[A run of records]
--- BEGIN ---
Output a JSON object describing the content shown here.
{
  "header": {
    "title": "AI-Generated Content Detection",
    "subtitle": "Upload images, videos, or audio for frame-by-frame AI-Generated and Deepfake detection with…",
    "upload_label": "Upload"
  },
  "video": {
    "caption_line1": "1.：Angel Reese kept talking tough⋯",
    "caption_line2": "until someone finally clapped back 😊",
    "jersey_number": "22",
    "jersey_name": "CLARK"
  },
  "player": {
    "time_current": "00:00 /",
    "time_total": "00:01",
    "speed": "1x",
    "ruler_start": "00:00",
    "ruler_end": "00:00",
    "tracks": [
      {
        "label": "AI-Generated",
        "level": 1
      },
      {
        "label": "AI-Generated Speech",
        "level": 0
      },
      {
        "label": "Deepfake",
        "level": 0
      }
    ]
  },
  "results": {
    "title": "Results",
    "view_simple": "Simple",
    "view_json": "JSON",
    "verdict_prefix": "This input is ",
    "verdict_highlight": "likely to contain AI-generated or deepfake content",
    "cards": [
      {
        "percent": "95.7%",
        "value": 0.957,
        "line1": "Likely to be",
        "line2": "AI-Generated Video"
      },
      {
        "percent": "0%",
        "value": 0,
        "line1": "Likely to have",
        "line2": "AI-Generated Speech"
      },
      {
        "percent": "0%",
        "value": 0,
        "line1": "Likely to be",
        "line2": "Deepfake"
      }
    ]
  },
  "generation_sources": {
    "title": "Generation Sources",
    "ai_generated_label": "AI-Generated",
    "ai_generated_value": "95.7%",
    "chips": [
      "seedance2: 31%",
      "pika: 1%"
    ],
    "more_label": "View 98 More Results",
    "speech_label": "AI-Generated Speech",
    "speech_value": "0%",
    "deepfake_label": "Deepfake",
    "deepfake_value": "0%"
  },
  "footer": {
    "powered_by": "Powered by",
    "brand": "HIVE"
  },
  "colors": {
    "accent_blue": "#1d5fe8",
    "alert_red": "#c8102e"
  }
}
--- END ---
**Required task**
Give all the entries again exactly; leave none out.

**Answer to this exercise**
Output a JSON object describing the content shown here.
{
  "header": {
    "title": "AI-Generated Content Detection",
    "subtitle": "Upload images, videos, or audio for frame-by-frame AI-Generated and Deepfake detection with…",
    "upload_label": "Upload"
  },
  "video": {
    "caption_line1": "1.：Angel Reese kept talking tough⋯",
    "caption_line2": "until someone finally clapped back 😊",
    "jersey_number": "22",
    "jersey_name": "CLARK"
  },
  "player": {
    "time_current": "00:00 /",
    "time_total": "00:01",
    "speed": "1x",
    "ruler_start": "00:00",
    "ruler_end": "00:00",
    "tracks": [
      {
        "label": "AI-Generated",
        "level": 1
      },
      {
        "label": "AI-Generated Speech",
        "level": 0
      },
      {
        "label": "Deepfake",
        "level": 0
      }
    ]
  },
  "results": {
    "title": "Results",
    "view_simple": "Simple",
    "view_json": "JSON",
    "verdict_prefix": "This input is ",
    "verdict_highlight": "likely to contain AI-generated or deepfake content",
    "cards": [
      {
        "percent": "95.7%",
        "value": 0.957,
        "line1": "Likely to be",
        "line2": "AI-Generated Video"
      },
      {
        "percent": "0%",
        "value": 0,
        "line1": "Likely to have",
        "line2": "AI-Generated Speech"
      },
      {
        "percent": "0%",
        "value": 0,
        "line1": "Likely to be",
        "line2": "Deepfake"
      }
    ]
  },
  "generation_sources": {
    "title": "Generation Sources",
    "ai_generated_label": "AI-Generated",
    "ai_generated_value": "95.7%",
    "chips": [
      "seedance2: 31%",
      "pika: 1%"
    ],
    "more_label": "View 98 More Results",
    "speech_label": "AI-Generated Speech",
    "speech_value": "0%",
    "deepfake_label": "Deepfake",
    "deepfake_value": "0%"
  },
  "footer": {
    "powered_by": "Powered by",
    "brand": "HIVE"
  },
  "colors": {
    "accent_blue": "#1d5fe8",
    "alert_red": "#c8102e"
  }
}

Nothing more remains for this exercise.